Entries shown:

+++

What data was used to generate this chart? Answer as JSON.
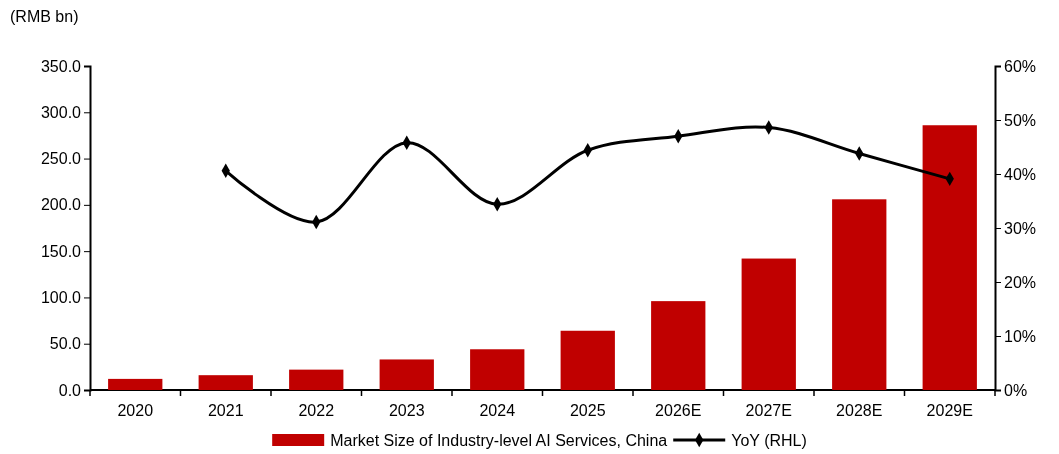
{
  "chart_data": {
    "type": "bar",
    "ylabel": "(RMB bn)",
    "categories": [
      "2020",
      "2021",
      "2022",
      "2023",
      "2024",
      "2025",
      "2026E",
      "2027E",
      "2028E",
      "2029E"
    ],
    "series": [
      {
        "name": "Market Size of Industry-level AI Services, China",
        "color": "#c00000",
        "values": [
          12,
          16,
          22,
          33,
          44,
          64,
          96,
          142,
          206,
          286
        ]
      },
      {
        "name": "YoY (RHL)",
        "type": "line",
        "axis": "y2",
        "color": "#000000",
        "marker": "diamond",
        "line_style": "solid",
        "values": [
          null,
          40.6,
          31.1,
          45.8,
          34.4,
          44.4,
          47.0,
          48.6,
          43.8,
          39.1
        ]
      }
    ],
    "ylim": [
      0,
      350
    ],
    "yticks": [
      {
        "value": 0,
        "label": "0.0"
      },
      {
        "value": 50,
        "label": "50.0"
      },
      {
        "value": 100,
        "label": "100.0"
      },
      {
        "value": 150,
        "label": "150.0"
      },
      {
        "value": 200,
        "label": "200.0"
      },
      {
        "value": 250,
        "label": "250.0"
      },
      {
        "value": 300,
        "label": "300.0"
      },
      {
        "value": 350,
        "label": "350.0"
      }
    ],
    "y2lim": [
      0,
      60
    ],
    "y2ticks": [
      {
        "value": 0,
        "label": "0%"
      },
      {
        "value": 10,
        "label": "10%"
      },
      {
        "value": 20,
        "label": "20%"
      },
      {
        "value": 30,
        "label": "30%"
      },
      {
        "value": 40,
        "label": "40%"
      },
      {
        "value": 50,
        "label": "50%"
      },
      {
        "value": 60,
        "label": "60%"
      }
    ],
    "grid": false,
    "legend": "bottom"
  }
}
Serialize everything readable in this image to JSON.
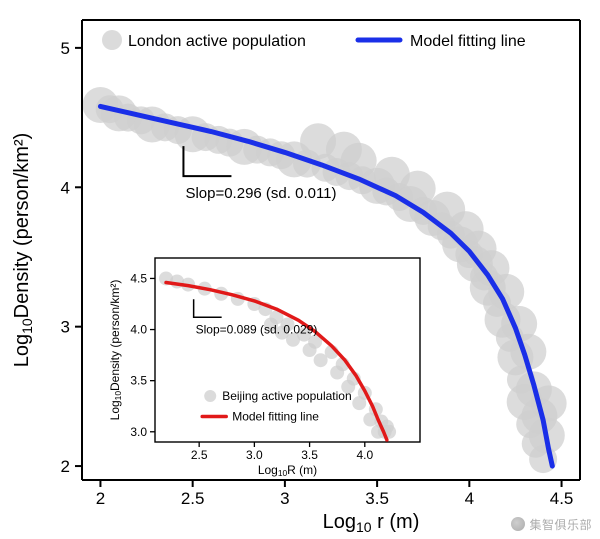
{
  "main": {
    "type": "scatter+line",
    "background_color": "#ffffff",
    "xlabel": "Log₁₀ r (m)",
    "ylabel": "Log₁₀Density (person/km²)",
    "label_fontsize": 20,
    "tick_fontsize": 17,
    "xlim": [
      1.9,
      4.6
    ],
    "ylim": [
      1.9,
      5.2
    ],
    "xticks": [
      2,
      2.5,
      3,
      3.5,
      4,
      4.5
    ],
    "yticks": [
      2,
      3,
      4,
      5
    ],
    "axis_color": "#000000",
    "axis_width": 2,
    "tick_len": 7,
    "scatter": {
      "color": "#cfcfcf",
      "opacity": 0.72,
      "radii": [
        10,
        14,
        18
      ],
      "points": [
        [
          2.0,
          4.59,
          2
        ],
        [
          2.05,
          4.56,
          1
        ],
        [
          2.1,
          4.53,
          2
        ],
        [
          2.15,
          4.5,
          1
        ],
        [
          2.22,
          4.48,
          1
        ],
        [
          2.28,
          4.45,
          2
        ],
        [
          2.35,
          4.43,
          1
        ],
        [
          2.42,
          4.41,
          1
        ],
        [
          2.5,
          4.38,
          2
        ],
        [
          2.57,
          4.36,
          1
        ],
        [
          2.64,
          4.34,
          1
        ],
        [
          2.7,
          4.32,
          1
        ],
        [
          2.78,
          4.29,
          2
        ],
        [
          2.85,
          4.27,
          1
        ],
        [
          2.92,
          4.25,
          1
        ],
        [
          2.98,
          4.23,
          1
        ],
        [
          3.05,
          4.2,
          2
        ],
        [
          3.12,
          4.17,
          1
        ],
        [
          3.18,
          4.33,
          2
        ],
        [
          3.22,
          4.14,
          1
        ],
        [
          3.28,
          4.11,
          1
        ],
        [
          3.32,
          4.27,
          2
        ],
        [
          3.35,
          4.08,
          1
        ],
        [
          3.4,
          4.19,
          2
        ],
        [
          3.42,
          4.05,
          1
        ],
        [
          3.5,
          4.01,
          2
        ],
        [
          3.55,
          3.97,
          1
        ],
        [
          3.58,
          4.09,
          2
        ],
        [
          3.62,
          3.93,
          1
        ],
        [
          3.68,
          3.88,
          2
        ],
        [
          3.72,
          3.99,
          2
        ],
        [
          3.75,
          3.83,
          1
        ],
        [
          3.8,
          3.78,
          2
        ],
        [
          3.85,
          3.72,
          1
        ],
        [
          3.88,
          3.84,
          2
        ],
        [
          3.9,
          3.66,
          1
        ],
        [
          3.95,
          3.59,
          2
        ],
        [
          3.98,
          3.7,
          2
        ],
        [
          4.0,
          3.52,
          1
        ],
        [
          4.03,
          3.45,
          2
        ],
        [
          4.05,
          3.56,
          2
        ],
        [
          4.08,
          3.36,
          1
        ],
        [
          4.1,
          3.28,
          2
        ],
        [
          4.12,
          3.42,
          2
        ],
        [
          4.15,
          3.17,
          1
        ],
        [
          4.18,
          3.05,
          2
        ],
        [
          4.2,
          3.25,
          2
        ],
        [
          4.22,
          2.92,
          1
        ],
        [
          4.25,
          2.78,
          2
        ],
        [
          4.27,
          3.02,
          2
        ],
        [
          4.28,
          2.62,
          1
        ],
        [
          4.3,
          2.46,
          2
        ],
        [
          4.32,
          2.82,
          2
        ],
        [
          4.33,
          2.3,
          1
        ],
        [
          4.35,
          2.55,
          2
        ],
        [
          4.36,
          2.16,
          1
        ],
        [
          4.38,
          2.36,
          2
        ],
        [
          4.4,
          2.05,
          1
        ],
        [
          4.42,
          2.22,
          2
        ],
        [
          4.43,
          2.45,
          2
        ]
      ]
    },
    "fit": {
      "color": "#1a2fe8",
      "width": 5,
      "points": [
        [
          2.0,
          4.58
        ],
        [
          2.2,
          4.52
        ],
        [
          2.4,
          4.46
        ],
        [
          2.6,
          4.4
        ],
        [
          2.8,
          4.33
        ],
        [
          3.0,
          4.25
        ],
        [
          3.2,
          4.16
        ],
        [
          3.4,
          4.06
        ],
        [
          3.6,
          3.94
        ],
        [
          3.75,
          3.82
        ],
        [
          3.9,
          3.67
        ],
        [
          4.0,
          3.54
        ],
        [
          4.1,
          3.37
        ],
        [
          4.18,
          3.2
        ],
        [
          4.25,
          2.99
        ],
        [
          4.3,
          2.8
        ],
        [
          4.35,
          2.58
        ],
        [
          4.4,
          2.33
        ],
        [
          4.43,
          2.12
        ],
        [
          4.45,
          2.0
        ]
      ]
    },
    "legend": {
      "items": [
        {
          "kind": "marker",
          "label": "London active population",
          "color": "#cfcfcf"
        },
        {
          "kind": "line",
          "label": "Model fitting line",
          "color": "#1a2fe8",
          "width": 5
        }
      ]
    },
    "slope_annot": {
      "text": "Slop=0.296 (sd. 0.011)",
      "bracket": {
        "h": 48,
        "v": 30,
        "stroke": "#000000",
        "width": 2
      }
    }
  },
  "inset": {
    "type": "scatter+line",
    "box_stroke": "#000000",
    "box_width": 1.4,
    "background_color": "#ffffff",
    "xlabel": "Log₁₀R (m)",
    "ylabel": "Log₁₀Density (person/km²)",
    "xlim": [
      2.1,
      4.5
    ],
    "ylim": [
      2.9,
      4.7
    ],
    "xticks": [
      2.5,
      3.0,
      3.5,
      4.0
    ],
    "yticks": [
      3.0,
      3.5,
      4.0,
      4.5
    ],
    "scatter": {
      "color": "#cfcfcf",
      "opacity": 0.72,
      "radius": 7,
      "points": [
        [
          2.2,
          4.5
        ],
        [
          2.3,
          4.47
        ],
        [
          2.4,
          4.44
        ],
        [
          2.55,
          4.4
        ],
        [
          2.7,
          4.35
        ],
        [
          2.85,
          4.3
        ],
        [
          3.0,
          4.25
        ],
        [
          3.1,
          4.2
        ],
        [
          3.15,
          4.05
        ],
        [
          3.2,
          4.12
        ],
        [
          3.25,
          3.97
        ],
        [
          3.3,
          4.05
        ],
        [
          3.35,
          3.9
        ],
        [
          3.45,
          3.95
        ],
        [
          3.5,
          3.8
        ],
        [
          3.55,
          3.88
        ],
        [
          3.6,
          3.7
        ],
        [
          3.7,
          3.78
        ],
        [
          3.75,
          3.58
        ],
        [
          3.8,
          3.66
        ],
        [
          3.85,
          3.44
        ],
        [
          3.9,
          3.52
        ],
        [
          3.95,
          3.28
        ],
        [
          4.0,
          3.38
        ],
        [
          4.05,
          3.12
        ],
        [
          4.1,
          3.22
        ],
        [
          4.12,
          3.0
        ],
        [
          4.15,
          3.1
        ],
        [
          4.18,
          3.0
        ],
        [
          4.2,
          3.05
        ],
        [
          4.22,
          3.0
        ]
      ]
    },
    "fit": {
      "color": "#e11919",
      "width": 3.5,
      "points": [
        [
          2.2,
          4.46
        ],
        [
          2.4,
          4.43
        ],
        [
          2.6,
          4.39
        ],
        [
          2.8,
          4.34
        ],
        [
          3.0,
          4.28
        ],
        [
          3.2,
          4.2
        ],
        [
          3.4,
          4.09
        ],
        [
          3.55,
          3.98
        ],
        [
          3.7,
          3.84
        ],
        [
          3.82,
          3.7
        ],
        [
          3.92,
          3.55
        ],
        [
          4.0,
          3.4
        ],
        [
          4.07,
          3.25
        ],
        [
          4.12,
          3.12
        ],
        [
          4.17,
          3.0
        ],
        [
          4.2,
          2.92
        ]
      ]
    },
    "legend": {
      "items": [
        {
          "kind": "marker",
          "label": "Beijing active population",
          "color": "#cfcfcf"
        },
        {
          "kind": "line",
          "label": "Model fitting line",
          "color": "#e11919",
          "width": 3.5
        }
      ]
    },
    "slope_annot": {
      "text": "Slop=0.089 (sd. 0.029)",
      "bracket": {
        "h": 28,
        "v": 18,
        "stroke": "#000000",
        "width": 1.5
      }
    }
  },
  "watermark": "集智俱乐部"
}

+++

Short problem: Count the lines in the material above where the string "population" appears, then state only that count.

Written response: 2